> **Requirement**: Quote the records beneath, complete and exact. Leave out images.

(Extracts from a graphics dataset)
* * * * * * *

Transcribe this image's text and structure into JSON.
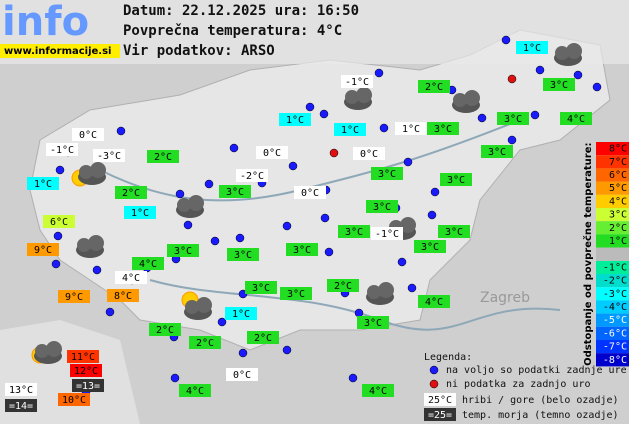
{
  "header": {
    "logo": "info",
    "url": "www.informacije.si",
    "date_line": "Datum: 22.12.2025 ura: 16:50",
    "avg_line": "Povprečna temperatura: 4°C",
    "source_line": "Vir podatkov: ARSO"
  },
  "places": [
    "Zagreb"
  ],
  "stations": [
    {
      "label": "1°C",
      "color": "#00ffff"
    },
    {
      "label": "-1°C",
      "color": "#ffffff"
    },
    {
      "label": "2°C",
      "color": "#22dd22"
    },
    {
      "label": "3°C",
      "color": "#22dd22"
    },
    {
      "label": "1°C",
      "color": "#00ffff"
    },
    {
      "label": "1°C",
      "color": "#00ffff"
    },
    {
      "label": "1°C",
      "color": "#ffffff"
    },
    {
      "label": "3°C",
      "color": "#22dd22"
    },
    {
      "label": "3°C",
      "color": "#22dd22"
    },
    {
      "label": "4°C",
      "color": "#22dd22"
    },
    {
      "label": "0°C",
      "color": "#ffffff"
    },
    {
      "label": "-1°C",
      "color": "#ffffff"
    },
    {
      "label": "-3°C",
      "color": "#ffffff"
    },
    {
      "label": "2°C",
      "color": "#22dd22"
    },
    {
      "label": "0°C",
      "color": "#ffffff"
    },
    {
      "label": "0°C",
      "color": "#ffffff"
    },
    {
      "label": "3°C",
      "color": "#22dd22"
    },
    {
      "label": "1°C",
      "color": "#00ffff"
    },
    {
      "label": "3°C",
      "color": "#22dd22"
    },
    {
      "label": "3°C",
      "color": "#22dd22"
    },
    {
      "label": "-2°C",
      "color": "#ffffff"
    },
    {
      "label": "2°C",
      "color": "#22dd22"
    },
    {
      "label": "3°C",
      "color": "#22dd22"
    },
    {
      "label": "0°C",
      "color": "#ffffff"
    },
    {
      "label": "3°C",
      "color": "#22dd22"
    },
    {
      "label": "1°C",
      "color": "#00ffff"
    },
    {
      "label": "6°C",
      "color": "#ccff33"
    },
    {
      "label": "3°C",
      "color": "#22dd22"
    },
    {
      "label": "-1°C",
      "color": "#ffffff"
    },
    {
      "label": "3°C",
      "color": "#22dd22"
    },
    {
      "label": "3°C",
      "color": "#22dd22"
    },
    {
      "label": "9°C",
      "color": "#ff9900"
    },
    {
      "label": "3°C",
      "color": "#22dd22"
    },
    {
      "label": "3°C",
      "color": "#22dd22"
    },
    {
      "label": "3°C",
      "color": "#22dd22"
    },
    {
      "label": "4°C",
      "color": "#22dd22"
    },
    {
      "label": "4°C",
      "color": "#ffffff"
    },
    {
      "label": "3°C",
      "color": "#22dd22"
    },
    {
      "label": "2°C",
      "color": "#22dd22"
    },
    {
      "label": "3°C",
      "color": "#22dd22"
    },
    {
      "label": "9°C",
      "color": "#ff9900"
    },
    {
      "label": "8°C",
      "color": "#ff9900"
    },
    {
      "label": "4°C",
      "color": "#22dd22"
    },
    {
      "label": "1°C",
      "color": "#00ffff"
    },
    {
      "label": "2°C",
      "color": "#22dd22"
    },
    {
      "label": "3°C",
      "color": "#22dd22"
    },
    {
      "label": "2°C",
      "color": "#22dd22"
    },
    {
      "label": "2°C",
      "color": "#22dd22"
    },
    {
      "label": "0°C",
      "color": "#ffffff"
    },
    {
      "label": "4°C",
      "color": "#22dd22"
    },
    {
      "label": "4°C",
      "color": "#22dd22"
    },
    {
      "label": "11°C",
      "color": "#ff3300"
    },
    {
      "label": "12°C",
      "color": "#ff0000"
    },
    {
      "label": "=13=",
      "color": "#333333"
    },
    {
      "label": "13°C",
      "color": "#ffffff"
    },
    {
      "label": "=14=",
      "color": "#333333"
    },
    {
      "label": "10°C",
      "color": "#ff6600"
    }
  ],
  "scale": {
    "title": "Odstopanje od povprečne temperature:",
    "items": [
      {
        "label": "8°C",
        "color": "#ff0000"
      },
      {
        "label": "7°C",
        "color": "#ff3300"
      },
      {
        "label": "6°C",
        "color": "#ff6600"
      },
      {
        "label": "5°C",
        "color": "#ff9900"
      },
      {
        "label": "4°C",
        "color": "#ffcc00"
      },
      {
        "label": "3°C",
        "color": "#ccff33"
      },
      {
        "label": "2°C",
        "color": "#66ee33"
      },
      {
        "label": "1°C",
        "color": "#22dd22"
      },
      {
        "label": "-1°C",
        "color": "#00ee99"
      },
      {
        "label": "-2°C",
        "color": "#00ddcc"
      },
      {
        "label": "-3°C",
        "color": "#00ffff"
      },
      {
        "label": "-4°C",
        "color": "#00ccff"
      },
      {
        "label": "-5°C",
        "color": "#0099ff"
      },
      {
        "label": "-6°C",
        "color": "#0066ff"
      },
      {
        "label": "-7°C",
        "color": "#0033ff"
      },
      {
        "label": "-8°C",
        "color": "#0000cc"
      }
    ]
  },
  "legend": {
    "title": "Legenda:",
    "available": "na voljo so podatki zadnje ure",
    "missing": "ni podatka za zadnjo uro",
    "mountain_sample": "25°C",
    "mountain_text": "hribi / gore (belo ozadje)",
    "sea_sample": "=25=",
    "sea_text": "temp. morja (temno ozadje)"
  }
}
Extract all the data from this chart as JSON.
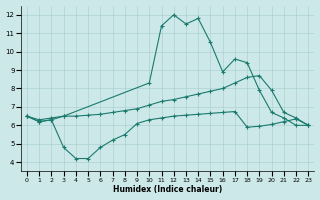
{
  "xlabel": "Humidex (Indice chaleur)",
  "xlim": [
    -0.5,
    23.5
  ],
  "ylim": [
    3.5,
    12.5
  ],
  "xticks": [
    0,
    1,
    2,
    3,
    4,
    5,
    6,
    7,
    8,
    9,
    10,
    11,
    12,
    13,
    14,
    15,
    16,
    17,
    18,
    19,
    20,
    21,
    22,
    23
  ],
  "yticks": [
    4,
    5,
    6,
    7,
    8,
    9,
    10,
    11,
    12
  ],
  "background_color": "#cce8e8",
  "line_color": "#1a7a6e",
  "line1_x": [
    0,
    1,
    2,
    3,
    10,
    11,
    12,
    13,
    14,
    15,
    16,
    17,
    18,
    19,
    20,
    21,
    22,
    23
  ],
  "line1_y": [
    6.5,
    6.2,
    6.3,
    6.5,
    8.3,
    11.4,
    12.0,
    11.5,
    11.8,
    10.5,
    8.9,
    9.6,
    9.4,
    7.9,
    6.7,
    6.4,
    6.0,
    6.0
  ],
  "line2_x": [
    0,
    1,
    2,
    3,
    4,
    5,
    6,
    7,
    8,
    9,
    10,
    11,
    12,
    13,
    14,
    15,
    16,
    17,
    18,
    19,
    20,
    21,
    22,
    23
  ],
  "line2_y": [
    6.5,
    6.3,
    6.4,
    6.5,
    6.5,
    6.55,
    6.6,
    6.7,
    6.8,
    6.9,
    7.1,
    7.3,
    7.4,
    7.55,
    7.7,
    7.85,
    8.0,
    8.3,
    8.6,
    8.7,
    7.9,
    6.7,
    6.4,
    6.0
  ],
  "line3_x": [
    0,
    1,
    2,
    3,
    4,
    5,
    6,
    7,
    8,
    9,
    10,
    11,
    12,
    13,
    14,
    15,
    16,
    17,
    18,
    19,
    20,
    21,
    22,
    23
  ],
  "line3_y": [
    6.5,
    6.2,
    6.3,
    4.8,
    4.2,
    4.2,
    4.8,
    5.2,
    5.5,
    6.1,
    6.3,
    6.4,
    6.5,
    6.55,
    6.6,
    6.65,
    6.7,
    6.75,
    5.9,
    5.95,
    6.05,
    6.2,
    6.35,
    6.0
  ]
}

* * * * * * *

> **The completed task**:
Transcribe this image's text and structure into JSON.
{
  "header": {
    "logo": "info",
    "url": "www.informacije.si",
    "date_line": "Datum: 22.12.2025 ura: 16:50",
    "avg_line": "Povprečna temperatura: 4°C",
    "source_line": "Vir podatkov: ARSO"
  },
  "places": [
    "Zagreb"
  ],
  "stations": [
    {
      "label": "1°C",
      "color": "#00ffff"
    },
    {
      "label": "-1°C",
      "color": "#ffffff"
    },
    {
      "label": "2°C",
      "color": "#22dd22"
    },
    {
      "label": "3°C",
      "color": "#22dd22"
    },
    {
      "label": "1°C",
      "color": "#00ffff"
    },
    {
      "label": "1°C",
      "color": "#00ffff"
    },
    {
      "label": "1°C",
      "color": "#ffffff"
    },
    {
      "label": "3°C",
      "color": "#22dd22"
    },
    {
      "label": "3°C",
      "color": "#22dd22"
    },
    {
      "label": "4°C",
      "color": "#22dd22"
    },
    {
      "label": "0°C",
      "color": "#ffffff"
    },
    {
      "label": "-1°C",
      "color": "#ffffff"
    },
    {
      "label": "-3°C",
      "color": "#ffffff"
    },
    {
      "label": "2°C",
      "color": "#22dd22"
    },
    {
      "label": "0°C",
      "color": "#ffffff"
    },
    {
      "label": "0°C",
      "color": "#ffffff"
    },
    {
      "label": "3°C",
      "color": "#22dd22"
    },
    {
      "label": "1°C",
      "color": "#00ffff"
    },
    {
      "label": "3°C",
      "color": "#22dd22"
    },
    {
      "label": "3°C",
      "color": "#22dd22"
    },
    {
      "label": "-2°C",
      "color": "#ffffff"
    },
    {
      "label": "2°C",
      "color": "#22dd22"
    },
    {
      "label": "3°C",
      "color": "#22dd22"
    },
    {
      "label": "0°C",
      "color": "#ffffff"
    },
    {
      "label": "3°C",
      "color": "#22dd22"
    },
    {
      "label": "1°C",
      "color": "#00ffff"
    },
    {
      "label": "6°C",
      "color": "#ccff33"
    },
    {
      "label": "3°C",
      "color": "#22dd22"
    },
    {
      "label": "-1°C",
      "color": "#ffffff"
    },
    {
      "label": "3°C",
      "color": "#22dd22"
    },
    {
      "label": "3°C",
      "color": "#22dd22"
    },
    {
      "label": "9°C",
      "color": "#ff9900"
    },
    {
      "label": "3°C",
      "color": "#22dd22"
    },
    {
      "label": "3°C",
      "color": "#22dd22"
    },
    {
      "label": "3°C",
      "color": "#22dd22"
    },
    {
      "label": "4°C",
      "color": "#22dd22"
    },
    {
      "label": "4°C",
      "color": "#ffffff"
    },
    {
      "label": "3°C",
      "color": "#22dd22"
    },
    {
      "label": "2°C",
      "color": "#22dd22"
    },
    {
      "label": "3°C",
      "color": "#22dd22"
    },
    {
      "label": "9°C",
      "color": "#ff9900"
    },
    {
      "label": "8°C",
      "color": "#ff9900"
    },
    {
      "label": "4°C",
      "color": "#22dd22"
    },
    {
      "label": "1°C",
      "color": "#00ffff"
    },
    {
      "label": "2°C",
      "color": "#22dd22"
    },
    {
      "label": "3°C",
      "color": "#22dd22"
    },
    {
      "label": "2°C",
      "color": "#22dd22"
    },
    {
      "label": "2°C",
      "color": "#22dd22"
    },
    {
      "label": "0°C",
      "color": "#ffffff"
    },
    {
      "label": "4°C",
      "color": "#22dd22"
    },
    {
      "label": "4°C",
      "color": "#22dd22"
    },
    {
      "label": "11°C",
      "color": "#ff3300"
    },
    {
      "label": "12°C",
      "color": "#ff0000"
    },
    {
      "label": "=13=",
      "color": "#333333"
    },
    {
      "label": "13°C",
      "color": "#ffffff"
    },
    {
      "label": "=14=",
      "color": "#333333"
    },
    {
      "label": "10°C",
      "color": "#ff6600"
    }
  ],
  "scale": {
    "title": "Odstopanje od povprečne temperature:",
    "items": [
      {
        "label": "8°C",
        "color": "#ff0000"
      },
      {
        "label": "7°C",
        "color": "#ff3300"
      },
      {
        "label": "6°C",
        "color": "#ff6600"
      },
      {
        "label": "5°C",
        "color": "#ff9900"
      },
      {
        "label": "4°C",
        "color": "#ffcc00"
      },
      {
        "label": "3°C",
        "color": "#ccff33"
      },
      {
        "label": "2°C",
        "color": "#66ee33"
      },
      {
        "label": "1°C",
        "color": "#22dd22"
      },
      {
        "label": "-1°C",
        "color": "#00ee99"
      },
      {
        "label": "-2°C",
        "color": "#00ddcc"
      },
      {
        "label": "-3°C",
        "color": "#00ffff"
      },
      {
        "label": "-4°C",
        "color": "#00ccff"
      },
      {
        "label": "-5°C",
        "color": "#0099ff"
      },
      {
        "label": "-6°C",
        "color": "#0066ff"
      },
      {
        "label": "-7°C",
        "color": "#0033ff"
      },
      {
        "label": "-8°C",
        "color": "#0000cc"
      }
    ]
  },
  "legend": {
    "title": "Legenda:",
    "available": "na voljo so podatki zadnje ure",
    "missing": "ni podatka za zadnjo uro",
    "mountain_sample": "25°C",
    "mountain_text": "hribi / gore (belo ozadje)",
    "sea_sample": "=25=",
    "sea_text": "temp. morja (temno ozadje)"
  }
}
Extract all the data from this chart as JSON.
{
  "xlabel": "Humidex (Indice chaleur)",
  "xlim": [
    -0.5,
    23.5
  ],
  "ylim": [
    3.5,
    12.5
  ],
  "xticks": [
    0,
    1,
    2,
    3,
    4,
    5,
    6,
    7,
    8,
    9,
    10,
    11,
    12,
    13,
    14,
    15,
    16,
    17,
    18,
    19,
    20,
    21,
    22,
    23
  ],
  "yticks": [
    4,
    5,
    6,
    7,
    8,
    9,
    10,
    11,
    12
  ],
  "background_color": "#cce8e8",
  "line_color": "#1a7a6e",
  "line1_x": [
    0,
    1,
    2,
    3,
    10,
    11,
    12,
    13,
    14,
    15,
    16,
    17,
    18,
    19,
    20,
    21,
    22,
    23
  ],
  "line1_y": [
    6.5,
    6.2,
    6.3,
    6.5,
    8.3,
    11.4,
    12.0,
    11.5,
    11.8,
    10.5,
    8.9,
    9.6,
    9.4,
    7.9,
    6.7,
    6.4,
    6.0,
    6.0
  ],
  "line2_x": [
    0,
    1,
    2,
    3,
    4,
    5,
    6,
    7,
    8,
    9,
    10,
    11,
    12,
    13,
    14,
    15,
    16,
    17,
    18,
    19,
    20,
    21,
    22,
    23
  ],
  "line2_y": [
    6.5,
    6.3,
    6.4,
    6.5,
    6.5,
    6.55,
    6.6,
    6.7,
    6.8,
    6.9,
    7.1,
    7.3,
    7.4,
    7.55,
    7.7,
    7.85,
    8.0,
    8.3,
    8.6,
    8.7,
    7.9,
    6.7,
    6.4,
    6.0
  ],
  "line3_x": [
    0,
    1,
    2,
    3,
    4,
    5,
    6,
    7,
    8,
    9,
    10,
    11,
    12,
    13,
    14,
    15,
    16,
    17,
    18,
    19,
    20,
    21,
    22,
    23
  ],
  "line3_y": [
    6.5,
    6.2,
    6.3,
    4.8,
    4.2,
    4.2,
    4.8,
    5.2,
    5.5,
    6.1,
    6.3,
    6.4,
    6.5,
    6.55,
    6.6,
    6.65,
    6.7,
    6.75,
    5.9,
    5.95,
    6.05,
    6.2,
    6.35,
    6.0
  ]
}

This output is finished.